WRITTEN EXERCISE: Every entry should be repeated exactly. Omit the pictures.

DATA EXCERPTS:
========

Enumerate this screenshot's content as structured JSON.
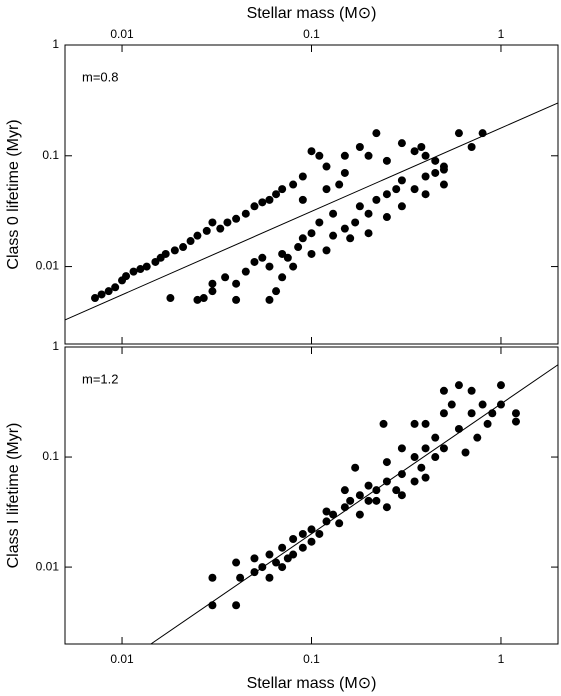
{
  "chart_data": [
    {
      "type": "scatter",
      "xlabel": "Stellar mass (M⊙)",
      "ylabel": "Class 0 lifetime (Myr)",
      "xaxis_position": "top",
      "xscale": "log",
      "yscale": "log",
      "xlim": [
        0.005,
        2
      ],
      "ylim": [
        0.002,
        1
      ],
      "xticks": [
        0.01,
        0.1,
        1
      ],
      "yticks": [
        0.01,
        0.1,
        1
      ],
      "color": "#000000",
      "annotation": "m=0.8",
      "fit_line": {
        "x": [
          0.005,
          2
        ],
        "y": [
          0.0033,
          0.3
        ]
      },
      "x": [
        0.0072,
        0.0078,
        0.0085,
        0.0092,
        0.01,
        0.0105,
        0.0115,
        0.0125,
        0.0135,
        0.015,
        0.016,
        0.017,
        0.019,
        0.021,
        0.023,
        0.025,
        0.028,
        0.03,
        0.033,
        0.036,
        0.04,
        0.045,
        0.05,
        0.055,
        0.06,
        0.065,
        0.07,
        0.08,
        0.09,
        0.1,
        0.11,
        0.12,
        0.15,
        0.15,
        0.18,
        0.2,
        0.22,
        0.25,
        0.3,
        0.35,
        0.38,
        0.4,
        0.45,
        0.5,
        0.6,
        0.7,
        0.8,
        0.09,
        0.12,
        0.14,
        0.018,
        0.025,
        0.027,
        0.03,
        0.03,
        0.035,
        0.04,
        0.04,
        0.045,
        0.05,
        0.055,
        0.06,
        0.06,
        0.065,
        0.07,
        0.07,
        0.075,
        0.08,
        0.085,
        0.09,
        0.1,
        0.1,
        0.11,
        0.12,
        0.13,
        0.13,
        0.15,
        0.16,
        0.17,
        0.18,
        0.2,
        0.2,
        0.22,
        0.25,
        0.25,
        0.28,
        0.3,
        0.3,
        0.35,
        0.4,
        0.4,
        0.45,
        0.5,
        0.5
      ],
      "y": [
        0.0052,
        0.0056,
        0.006,
        0.0065,
        0.0075,
        0.0082,
        0.009,
        0.0095,
        0.01,
        0.011,
        0.012,
        0.013,
        0.014,
        0.015,
        0.017,
        0.019,
        0.021,
        0.025,
        0.022,
        0.025,
        0.027,
        0.03,
        0.035,
        0.038,
        0.04,
        0.045,
        0.05,
        0.055,
        0.065,
        0.11,
        0.1,
        0.08,
        0.07,
        0.1,
        0.12,
        0.1,
        0.16,
        0.09,
        0.13,
        0.11,
        0.12,
        0.1,
        0.09,
        0.08,
        0.16,
        0.12,
        0.16,
        0.04,
        0.05,
        0.055,
        0.0052,
        0.005,
        0.0052,
        0.006,
        0.007,
        0.008,
        0.005,
        0.007,
        0.009,
        0.011,
        0.012,
        0.01,
        0.005,
        0.006,
        0.008,
        0.013,
        0.012,
        0.01,
        0.015,
        0.018,
        0.013,
        0.02,
        0.025,
        0.014,
        0.019,
        0.03,
        0.022,
        0.018,
        0.025,
        0.035,
        0.03,
        0.02,
        0.04,
        0.045,
        0.028,
        0.05,
        0.035,
        0.06,
        0.05,
        0.065,
        0.045,
        0.07,
        0.075,
        0.055
      ]
    },
    {
      "type": "scatter",
      "xlabel": "Stellar mass (M⊙)",
      "ylabel": "Class I lifetime (Myr)",
      "xaxis_position": "bottom",
      "xscale": "log",
      "yscale": "log",
      "xlim": [
        0.005,
        2
      ],
      "ylim": [
        0.002,
        1
      ],
      "xticks": [
        0.01,
        0.1,
        1
      ],
      "yticks": [
        0.01,
        0.1,
        1
      ],
      "color": "#000000",
      "annotation": "m=1.2",
      "fit_line": {
        "x": [
          0.0142,
          2
        ],
        "y": [
          0.002,
          0.69
        ]
      },
      "x": [
        0.03,
        0.03,
        0.04,
        0.04,
        0.042,
        0.05,
        0.05,
        0.055,
        0.06,
        0.06,
        0.065,
        0.07,
        0.07,
        0.075,
        0.08,
        0.08,
        0.09,
        0.09,
        0.1,
        0.1,
        0.11,
        0.12,
        0.12,
        0.13,
        0.14,
        0.15,
        0.15,
        0.16,
        0.18,
        0.18,
        0.2,
        0.2,
        0.22,
        0.22,
        0.25,
        0.25,
        0.25,
        0.28,
        0.3,
        0.3,
        0.3,
        0.35,
        0.35,
        0.38,
        0.4,
        0.4,
        0.4,
        0.45,
        0.45,
        0.5,
        0.5,
        0.5,
        0.55,
        0.6,
        0.6,
        0.65,
        0.7,
        0.7,
        0.75,
        0.8,
        0.85,
        0.9,
        1.0,
        1.0,
        1.2,
        1.2,
        0.35,
        0.24,
        0.17
      ],
      "y": [
        0.0045,
        0.008,
        0.0045,
        0.011,
        0.008,
        0.009,
        0.012,
        0.01,
        0.008,
        0.013,
        0.011,
        0.015,
        0.01,
        0.012,
        0.018,
        0.013,
        0.015,
        0.02,
        0.017,
        0.022,
        0.02,
        0.026,
        0.032,
        0.03,
        0.025,
        0.035,
        0.05,
        0.04,
        0.03,
        0.045,
        0.04,
        0.055,
        0.05,
        0.04,
        0.06,
        0.035,
        0.09,
        0.05,
        0.07,
        0.045,
        0.12,
        0.06,
        0.1,
        0.08,
        0.12,
        0.065,
        0.2,
        0.1,
        0.15,
        0.25,
        0.4,
        0.12,
        0.3,
        0.18,
        0.45,
        0.11,
        0.25,
        0.4,
        0.15,
        0.3,
        0.2,
        0.25,
        0.45,
        0.3,
        0.25,
        0.21,
        0.2,
        0.2,
        0.08
      ]
    }
  ]
}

========

ANSWER TO THE PROBLEM:
Enumerate this screenshot's content as structured JSON.
{
  "chart_data": [
    {
      "type": "scatter",
      "xlabel": "Stellar mass (M⊙)",
      "ylabel": "Class 0 lifetime (Myr)",
      "xaxis_position": "top",
      "xscale": "log",
      "yscale": "log",
      "xlim": [
        0.005,
        2
      ],
      "ylim": [
        0.002,
        1
      ],
      "xticks": [
        0.01,
        0.1,
        1
      ],
      "yticks": [
        0.01,
        0.1,
        1
      ],
      "color": "#000000",
      "annotation": "m=0.8",
      "fit_line": {
        "x": [
          0.005,
          2
        ],
        "y": [
          0.0033,
          0.3
        ]
      },
      "x": [
        0.0072,
        0.0078,
        0.0085,
        0.0092,
        0.01,
        0.0105,
        0.0115,
        0.0125,
        0.0135,
        0.015,
        0.016,
        0.017,
        0.019,
        0.021,
        0.023,
        0.025,
        0.028,
        0.03,
        0.033,
        0.036,
        0.04,
        0.045,
        0.05,
        0.055,
        0.06,
        0.065,
        0.07,
        0.08,
        0.09,
        0.1,
        0.11,
        0.12,
        0.15,
        0.15,
        0.18,
        0.2,
        0.22,
        0.25,
        0.3,
        0.35,
        0.38,
        0.4,
        0.45,
        0.5,
        0.6,
        0.7,
        0.8,
        0.09,
        0.12,
        0.14,
        0.018,
        0.025,
        0.027,
        0.03,
        0.03,
        0.035,
        0.04,
        0.04,
        0.045,
        0.05,
        0.055,
        0.06,
        0.06,
        0.065,
        0.07,
        0.07,
        0.075,
        0.08,
        0.085,
        0.09,
        0.1,
        0.1,
        0.11,
        0.12,
        0.13,
        0.13,
        0.15,
        0.16,
        0.17,
        0.18,
        0.2,
        0.2,
        0.22,
        0.25,
        0.25,
        0.28,
        0.3,
        0.3,
        0.35,
        0.4,
        0.4,
        0.45,
        0.5,
        0.5
      ],
      "y": [
        0.0052,
        0.0056,
        0.006,
        0.0065,
        0.0075,
        0.0082,
        0.009,
        0.0095,
        0.01,
        0.011,
        0.012,
        0.013,
        0.014,
        0.015,
        0.017,
        0.019,
        0.021,
        0.025,
        0.022,
        0.025,
        0.027,
        0.03,
        0.035,
        0.038,
        0.04,
        0.045,
        0.05,
        0.055,
        0.065,
        0.11,
        0.1,
        0.08,
        0.07,
        0.1,
        0.12,
        0.1,
        0.16,
        0.09,
        0.13,
        0.11,
        0.12,
        0.1,
        0.09,
        0.08,
        0.16,
        0.12,
        0.16,
        0.04,
        0.05,
        0.055,
        0.0052,
        0.005,
        0.0052,
        0.006,
        0.007,
        0.008,
        0.005,
        0.007,
        0.009,
        0.011,
        0.012,
        0.01,
        0.005,
        0.006,
        0.008,
        0.013,
        0.012,
        0.01,
        0.015,
        0.018,
        0.013,
        0.02,
        0.025,
        0.014,
        0.019,
        0.03,
        0.022,
        0.018,
        0.025,
        0.035,
        0.03,
        0.02,
        0.04,
        0.045,
        0.028,
        0.05,
        0.035,
        0.06,
        0.05,
        0.065,
        0.045,
        0.07,
        0.075,
        0.055
      ]
    },
    {
      "type": "scatter",
      "xlabel": "Stellar mass (M⊙)",
      "ylabel": "Class I lifetime (Myr)",
      "xaxis_position": "bottom",
      "xscale": "log",
      "yscale": "log",
      "xlim": [
        0.005,
        2
      ],
      "ylim": [
        0.002,
        1
      ],
      "xticks": [
        0.01,
        0.1,
        1
      ],
      "yticks": [
        0.01,
        0.1,
        1
      ],
      "color": "#000000",
      "annotation": "m=1.2",
      "fit_line": {
        "x": [
          0.0142,
          2
        ],
        "y": [
          0.002,
          0.69
        ]
      },
      "x": [
        0.03,
        0.03,
        0.04,
        0.04,
        0.042,
        0.05,
        0.05,
        0.055,
        0.06,
        0.06,
        0.065,
        0.07,
        0.07,
        0.075,
        0.08,
        0.08,
        0.09,
        0.09,
        0.1,
        0.1,
        0.11,
        0.12,
        0.12,
        0.13,
        0.14,
        0.15,
        0.15,
        0.16,
        0.18,
        0.18,
        0.2,
        0.2,
        0.22,
        0.22,
        0.25,
        0.25,
        0.25,
        0.28,
        0.3,
        0.3,
        0.3,
        0.35,
        0.35,
        0.38,
        0.4,
        0.4,
        0.4,
        0.45,
        0.45,
        0.5,
        0.5,
        0.5,
        0.55,
        0.6,
        0.6,
        0.65,
        0.7,
        0.7,
        0.75,
        0.8,
        0.85,
        0.9,
        1.0,
        1.0,
        1.2,
        1.2,
        0.35,
        0.24,
        0.17
      ],
      "y": [
        0.0045,
        0.008,
        0.0045,
        0.011,
        0.008,
        0.009,
        0.012,
        0.01,
        0.008,
        0.013,
        0.011,
        0.015,
        0.01,
        0.012,
        0.018,
        0.013,
        0.015,
        0.02,
        0.017,
        0.022,
        0.02,
        0.026,
        0.032,
        0.03,
        0.025,
        0.035,
        0.05,
        0.04,
        0.03,
        0.045,
        0.04,
        0.055,
        0.05,
        0.04,
        0.06,
        0.035,
        0.09,
        0.05,
        0.07,
        0.045,
        0.12,
        0.06,
        0.1,
        0.08,
        0.12,
        0.065,
        0.2,
        0.1,
        0.15,
        0.25,
        0.4,
        0.12,
        0.3,
        0.18,
        0.45,
        0.11,
        0.25,
        0.4,
        0.15,
        0.3,
        0.2,
        0.25,
        0.45,
        0.3,
        0.25,
        0.21,
        0.2,
        0.2,
        0.08
      ]
    }
  ]
}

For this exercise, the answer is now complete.